::: Data provided :::
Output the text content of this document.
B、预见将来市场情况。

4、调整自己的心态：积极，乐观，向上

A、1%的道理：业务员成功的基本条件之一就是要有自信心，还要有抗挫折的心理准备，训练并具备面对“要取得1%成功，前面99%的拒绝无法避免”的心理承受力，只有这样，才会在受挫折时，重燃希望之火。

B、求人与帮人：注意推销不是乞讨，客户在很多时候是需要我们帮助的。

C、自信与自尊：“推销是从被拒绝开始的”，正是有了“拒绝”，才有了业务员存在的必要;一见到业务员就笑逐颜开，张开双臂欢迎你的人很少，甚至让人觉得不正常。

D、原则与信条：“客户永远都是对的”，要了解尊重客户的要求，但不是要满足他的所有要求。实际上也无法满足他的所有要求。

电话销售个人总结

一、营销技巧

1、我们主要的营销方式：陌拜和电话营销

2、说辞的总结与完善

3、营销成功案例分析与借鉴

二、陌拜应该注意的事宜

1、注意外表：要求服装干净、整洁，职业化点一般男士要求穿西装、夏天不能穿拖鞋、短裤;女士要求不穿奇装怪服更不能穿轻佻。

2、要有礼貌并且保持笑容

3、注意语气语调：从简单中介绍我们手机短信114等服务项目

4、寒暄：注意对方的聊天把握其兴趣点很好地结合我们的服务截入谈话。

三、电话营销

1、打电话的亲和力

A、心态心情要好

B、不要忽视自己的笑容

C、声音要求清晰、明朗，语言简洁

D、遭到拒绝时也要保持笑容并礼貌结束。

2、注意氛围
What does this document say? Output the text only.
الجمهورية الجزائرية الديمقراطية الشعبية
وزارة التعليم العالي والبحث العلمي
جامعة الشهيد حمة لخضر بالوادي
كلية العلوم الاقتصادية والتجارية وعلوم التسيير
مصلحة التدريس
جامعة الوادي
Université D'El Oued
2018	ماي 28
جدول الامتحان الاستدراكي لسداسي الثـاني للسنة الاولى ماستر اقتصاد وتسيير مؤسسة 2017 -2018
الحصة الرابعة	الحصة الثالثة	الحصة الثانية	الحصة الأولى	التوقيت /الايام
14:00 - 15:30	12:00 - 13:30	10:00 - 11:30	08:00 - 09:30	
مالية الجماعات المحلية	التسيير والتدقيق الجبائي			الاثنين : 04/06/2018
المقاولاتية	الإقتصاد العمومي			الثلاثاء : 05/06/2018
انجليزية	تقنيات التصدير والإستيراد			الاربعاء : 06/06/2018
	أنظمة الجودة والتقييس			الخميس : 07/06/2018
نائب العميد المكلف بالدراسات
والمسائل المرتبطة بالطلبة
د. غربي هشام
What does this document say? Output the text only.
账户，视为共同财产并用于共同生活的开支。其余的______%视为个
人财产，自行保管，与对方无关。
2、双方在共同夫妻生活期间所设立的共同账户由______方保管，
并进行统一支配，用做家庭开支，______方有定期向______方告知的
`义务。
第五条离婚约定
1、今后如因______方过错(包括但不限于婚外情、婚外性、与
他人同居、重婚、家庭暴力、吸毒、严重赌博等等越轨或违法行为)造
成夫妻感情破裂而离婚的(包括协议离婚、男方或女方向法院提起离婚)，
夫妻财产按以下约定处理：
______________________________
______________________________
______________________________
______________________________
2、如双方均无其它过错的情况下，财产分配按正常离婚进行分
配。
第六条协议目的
:::
Exercise aim: How many of the lines above contain the string "التسيير"? Give the number only.

Output of the exercise: 2